§ **Task to carry out**: Copy each line holding the string "development".
-- Start of Records to process --
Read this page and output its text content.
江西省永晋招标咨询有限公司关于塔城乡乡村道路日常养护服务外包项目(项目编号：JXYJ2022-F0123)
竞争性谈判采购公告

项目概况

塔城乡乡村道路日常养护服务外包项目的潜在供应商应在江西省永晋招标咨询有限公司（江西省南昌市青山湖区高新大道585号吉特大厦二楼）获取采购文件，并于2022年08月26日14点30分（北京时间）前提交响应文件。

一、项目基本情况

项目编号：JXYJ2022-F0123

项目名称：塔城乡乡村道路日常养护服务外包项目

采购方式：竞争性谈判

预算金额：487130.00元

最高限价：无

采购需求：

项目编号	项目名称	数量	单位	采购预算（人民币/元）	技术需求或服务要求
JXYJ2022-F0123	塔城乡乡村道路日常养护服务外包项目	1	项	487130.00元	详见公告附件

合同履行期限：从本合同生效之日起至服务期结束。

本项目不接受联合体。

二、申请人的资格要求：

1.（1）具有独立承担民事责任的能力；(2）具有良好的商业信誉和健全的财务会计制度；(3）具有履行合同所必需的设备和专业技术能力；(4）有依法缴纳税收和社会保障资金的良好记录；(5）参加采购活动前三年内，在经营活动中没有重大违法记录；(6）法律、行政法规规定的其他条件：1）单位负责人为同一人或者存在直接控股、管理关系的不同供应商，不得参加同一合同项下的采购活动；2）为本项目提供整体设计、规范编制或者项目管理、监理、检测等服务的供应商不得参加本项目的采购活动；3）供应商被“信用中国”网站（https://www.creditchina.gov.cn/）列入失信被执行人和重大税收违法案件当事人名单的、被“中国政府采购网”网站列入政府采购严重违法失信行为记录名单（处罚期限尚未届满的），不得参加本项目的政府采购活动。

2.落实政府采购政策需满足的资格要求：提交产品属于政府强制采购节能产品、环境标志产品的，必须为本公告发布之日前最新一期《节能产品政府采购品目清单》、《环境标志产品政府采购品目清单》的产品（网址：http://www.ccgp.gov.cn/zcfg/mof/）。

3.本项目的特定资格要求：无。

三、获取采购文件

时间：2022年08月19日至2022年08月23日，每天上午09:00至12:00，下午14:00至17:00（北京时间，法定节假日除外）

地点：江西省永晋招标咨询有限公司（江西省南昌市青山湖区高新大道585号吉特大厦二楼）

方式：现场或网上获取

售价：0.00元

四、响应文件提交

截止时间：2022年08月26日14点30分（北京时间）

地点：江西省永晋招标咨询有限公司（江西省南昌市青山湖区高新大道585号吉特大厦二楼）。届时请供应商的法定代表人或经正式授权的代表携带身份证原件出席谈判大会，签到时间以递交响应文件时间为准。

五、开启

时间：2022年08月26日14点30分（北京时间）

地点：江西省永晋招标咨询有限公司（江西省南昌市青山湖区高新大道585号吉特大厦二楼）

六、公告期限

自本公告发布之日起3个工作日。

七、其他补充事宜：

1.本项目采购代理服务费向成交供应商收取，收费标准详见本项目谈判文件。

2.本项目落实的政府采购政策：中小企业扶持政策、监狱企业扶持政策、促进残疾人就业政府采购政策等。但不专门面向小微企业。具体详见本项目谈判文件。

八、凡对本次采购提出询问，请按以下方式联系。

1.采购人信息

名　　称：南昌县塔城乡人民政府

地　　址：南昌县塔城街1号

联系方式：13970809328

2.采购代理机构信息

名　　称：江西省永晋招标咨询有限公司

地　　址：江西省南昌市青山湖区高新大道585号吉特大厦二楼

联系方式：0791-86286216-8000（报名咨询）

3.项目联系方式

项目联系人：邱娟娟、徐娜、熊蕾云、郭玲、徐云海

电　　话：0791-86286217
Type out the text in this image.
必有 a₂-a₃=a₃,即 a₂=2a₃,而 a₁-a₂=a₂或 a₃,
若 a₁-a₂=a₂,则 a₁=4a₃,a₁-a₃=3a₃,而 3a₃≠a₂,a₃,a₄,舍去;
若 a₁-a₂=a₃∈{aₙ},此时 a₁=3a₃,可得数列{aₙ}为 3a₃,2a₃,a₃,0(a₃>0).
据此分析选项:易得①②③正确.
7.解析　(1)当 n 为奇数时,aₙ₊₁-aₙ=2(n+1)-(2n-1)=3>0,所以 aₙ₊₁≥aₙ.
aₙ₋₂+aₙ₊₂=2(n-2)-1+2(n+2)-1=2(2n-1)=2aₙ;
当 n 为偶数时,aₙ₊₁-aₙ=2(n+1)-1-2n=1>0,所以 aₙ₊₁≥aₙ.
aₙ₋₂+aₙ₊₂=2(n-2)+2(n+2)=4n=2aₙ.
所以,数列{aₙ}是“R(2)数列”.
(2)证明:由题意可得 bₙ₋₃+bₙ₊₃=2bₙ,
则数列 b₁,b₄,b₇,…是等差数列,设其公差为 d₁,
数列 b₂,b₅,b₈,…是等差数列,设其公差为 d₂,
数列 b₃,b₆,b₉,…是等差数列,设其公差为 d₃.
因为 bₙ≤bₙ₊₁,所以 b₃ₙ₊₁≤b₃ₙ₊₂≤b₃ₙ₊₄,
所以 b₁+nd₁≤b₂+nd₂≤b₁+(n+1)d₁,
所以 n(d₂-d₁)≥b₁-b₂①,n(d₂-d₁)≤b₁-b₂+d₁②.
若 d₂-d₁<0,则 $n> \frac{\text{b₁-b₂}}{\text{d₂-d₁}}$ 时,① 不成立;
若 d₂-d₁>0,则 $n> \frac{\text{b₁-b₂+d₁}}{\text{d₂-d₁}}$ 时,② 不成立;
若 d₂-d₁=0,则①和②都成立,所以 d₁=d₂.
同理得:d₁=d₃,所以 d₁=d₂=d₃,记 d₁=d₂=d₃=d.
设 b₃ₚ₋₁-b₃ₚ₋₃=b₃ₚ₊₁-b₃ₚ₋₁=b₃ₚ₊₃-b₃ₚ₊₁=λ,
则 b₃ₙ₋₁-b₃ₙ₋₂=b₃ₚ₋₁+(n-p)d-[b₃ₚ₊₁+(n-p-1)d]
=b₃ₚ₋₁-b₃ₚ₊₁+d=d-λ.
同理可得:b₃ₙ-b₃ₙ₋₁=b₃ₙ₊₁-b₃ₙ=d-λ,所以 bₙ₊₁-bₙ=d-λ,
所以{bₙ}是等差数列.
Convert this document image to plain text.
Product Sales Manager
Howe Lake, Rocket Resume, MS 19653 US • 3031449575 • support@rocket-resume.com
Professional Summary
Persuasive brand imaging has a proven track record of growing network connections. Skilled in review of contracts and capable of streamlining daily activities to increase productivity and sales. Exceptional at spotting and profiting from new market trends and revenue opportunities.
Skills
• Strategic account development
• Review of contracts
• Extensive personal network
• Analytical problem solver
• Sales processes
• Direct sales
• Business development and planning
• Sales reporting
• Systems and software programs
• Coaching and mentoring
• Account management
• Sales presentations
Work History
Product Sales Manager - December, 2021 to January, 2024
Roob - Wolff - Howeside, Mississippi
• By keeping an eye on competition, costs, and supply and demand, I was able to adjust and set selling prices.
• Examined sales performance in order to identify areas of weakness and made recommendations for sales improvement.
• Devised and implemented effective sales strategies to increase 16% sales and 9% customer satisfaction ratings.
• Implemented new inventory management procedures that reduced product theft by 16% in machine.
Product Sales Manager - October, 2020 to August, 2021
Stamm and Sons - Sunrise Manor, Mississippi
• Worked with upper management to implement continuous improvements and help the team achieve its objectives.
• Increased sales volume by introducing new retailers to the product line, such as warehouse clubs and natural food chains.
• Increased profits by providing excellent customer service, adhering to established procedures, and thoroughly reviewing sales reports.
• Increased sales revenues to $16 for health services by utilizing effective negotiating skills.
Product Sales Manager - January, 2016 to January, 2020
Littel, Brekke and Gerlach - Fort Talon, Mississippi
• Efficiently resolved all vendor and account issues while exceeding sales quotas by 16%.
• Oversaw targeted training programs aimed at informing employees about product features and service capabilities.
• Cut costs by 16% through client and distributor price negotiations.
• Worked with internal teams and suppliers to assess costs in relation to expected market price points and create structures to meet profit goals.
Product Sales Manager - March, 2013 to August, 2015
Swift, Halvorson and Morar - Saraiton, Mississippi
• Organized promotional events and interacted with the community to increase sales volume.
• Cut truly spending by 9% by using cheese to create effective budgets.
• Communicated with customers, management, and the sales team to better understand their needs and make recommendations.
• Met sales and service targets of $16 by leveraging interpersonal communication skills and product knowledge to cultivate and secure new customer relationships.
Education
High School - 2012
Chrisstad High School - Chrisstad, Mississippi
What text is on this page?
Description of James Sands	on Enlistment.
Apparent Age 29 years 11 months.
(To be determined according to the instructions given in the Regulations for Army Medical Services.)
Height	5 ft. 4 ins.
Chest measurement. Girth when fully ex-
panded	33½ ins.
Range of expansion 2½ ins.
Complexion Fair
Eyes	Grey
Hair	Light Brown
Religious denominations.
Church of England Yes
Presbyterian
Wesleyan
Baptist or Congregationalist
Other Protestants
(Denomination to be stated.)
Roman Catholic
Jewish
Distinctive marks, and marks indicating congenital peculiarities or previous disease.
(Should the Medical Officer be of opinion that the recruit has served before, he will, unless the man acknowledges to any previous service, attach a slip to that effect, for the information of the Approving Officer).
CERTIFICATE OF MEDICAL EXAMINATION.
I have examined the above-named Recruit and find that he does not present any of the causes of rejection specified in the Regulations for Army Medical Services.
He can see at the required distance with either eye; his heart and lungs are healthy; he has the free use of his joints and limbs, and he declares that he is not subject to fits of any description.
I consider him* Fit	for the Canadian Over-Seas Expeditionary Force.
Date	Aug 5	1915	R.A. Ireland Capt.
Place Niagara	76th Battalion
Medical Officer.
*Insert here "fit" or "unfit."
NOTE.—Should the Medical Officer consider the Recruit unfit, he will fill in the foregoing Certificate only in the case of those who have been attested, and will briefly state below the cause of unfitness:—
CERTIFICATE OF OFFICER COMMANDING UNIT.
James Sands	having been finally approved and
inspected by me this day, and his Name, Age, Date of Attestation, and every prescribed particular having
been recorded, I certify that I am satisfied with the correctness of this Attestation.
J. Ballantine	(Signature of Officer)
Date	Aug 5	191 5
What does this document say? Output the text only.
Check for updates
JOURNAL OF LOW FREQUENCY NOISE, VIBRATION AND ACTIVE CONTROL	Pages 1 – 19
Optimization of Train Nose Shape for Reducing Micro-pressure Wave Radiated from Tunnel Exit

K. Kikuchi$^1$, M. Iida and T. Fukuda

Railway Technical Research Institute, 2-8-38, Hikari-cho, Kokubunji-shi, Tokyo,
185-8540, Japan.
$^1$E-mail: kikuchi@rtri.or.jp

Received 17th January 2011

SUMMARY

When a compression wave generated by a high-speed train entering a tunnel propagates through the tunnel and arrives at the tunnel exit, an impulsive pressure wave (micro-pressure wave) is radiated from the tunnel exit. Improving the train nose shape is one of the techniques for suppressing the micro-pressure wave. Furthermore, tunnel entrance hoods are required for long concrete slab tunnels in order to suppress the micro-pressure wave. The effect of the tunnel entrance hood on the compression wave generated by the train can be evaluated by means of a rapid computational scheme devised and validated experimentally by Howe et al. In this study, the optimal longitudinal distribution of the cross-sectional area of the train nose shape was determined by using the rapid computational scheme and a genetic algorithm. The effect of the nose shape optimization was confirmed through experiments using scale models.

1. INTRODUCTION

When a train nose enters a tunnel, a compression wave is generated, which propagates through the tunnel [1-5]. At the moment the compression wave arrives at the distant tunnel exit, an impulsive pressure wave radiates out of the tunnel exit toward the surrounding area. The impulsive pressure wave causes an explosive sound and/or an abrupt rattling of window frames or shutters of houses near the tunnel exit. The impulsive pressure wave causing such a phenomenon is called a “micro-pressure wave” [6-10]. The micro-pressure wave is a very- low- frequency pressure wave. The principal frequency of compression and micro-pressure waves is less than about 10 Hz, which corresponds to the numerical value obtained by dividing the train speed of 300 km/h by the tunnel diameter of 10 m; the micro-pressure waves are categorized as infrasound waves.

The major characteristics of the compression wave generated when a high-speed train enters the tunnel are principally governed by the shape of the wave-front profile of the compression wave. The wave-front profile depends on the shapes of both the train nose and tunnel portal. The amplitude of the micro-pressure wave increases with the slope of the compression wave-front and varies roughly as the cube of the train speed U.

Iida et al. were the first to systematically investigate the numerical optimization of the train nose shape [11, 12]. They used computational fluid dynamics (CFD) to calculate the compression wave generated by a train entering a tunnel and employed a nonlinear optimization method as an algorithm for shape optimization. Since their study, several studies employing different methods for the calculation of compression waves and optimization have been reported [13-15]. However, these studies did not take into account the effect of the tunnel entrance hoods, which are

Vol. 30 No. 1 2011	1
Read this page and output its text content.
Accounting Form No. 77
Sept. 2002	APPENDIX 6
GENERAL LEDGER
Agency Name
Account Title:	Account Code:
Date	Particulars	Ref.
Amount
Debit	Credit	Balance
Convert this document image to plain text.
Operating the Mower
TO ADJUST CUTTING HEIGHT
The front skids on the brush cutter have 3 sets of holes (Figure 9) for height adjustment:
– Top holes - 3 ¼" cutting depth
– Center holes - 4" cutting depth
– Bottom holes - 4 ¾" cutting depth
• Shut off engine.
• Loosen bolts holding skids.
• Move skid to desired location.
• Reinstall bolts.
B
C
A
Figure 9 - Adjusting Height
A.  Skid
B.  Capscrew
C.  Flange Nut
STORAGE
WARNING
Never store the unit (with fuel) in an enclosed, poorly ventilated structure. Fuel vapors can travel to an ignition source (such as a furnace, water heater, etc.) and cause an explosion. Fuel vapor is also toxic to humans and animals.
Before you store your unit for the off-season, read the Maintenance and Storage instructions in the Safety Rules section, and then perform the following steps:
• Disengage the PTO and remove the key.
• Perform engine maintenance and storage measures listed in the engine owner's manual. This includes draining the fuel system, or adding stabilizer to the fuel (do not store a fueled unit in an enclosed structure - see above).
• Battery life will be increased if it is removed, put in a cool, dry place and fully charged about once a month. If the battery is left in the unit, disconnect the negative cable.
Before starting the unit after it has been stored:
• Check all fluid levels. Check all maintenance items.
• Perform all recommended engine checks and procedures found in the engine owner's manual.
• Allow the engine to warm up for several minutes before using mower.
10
-- End of Records to process --
§ **Result**:
• Strategic account development
• Business development and planning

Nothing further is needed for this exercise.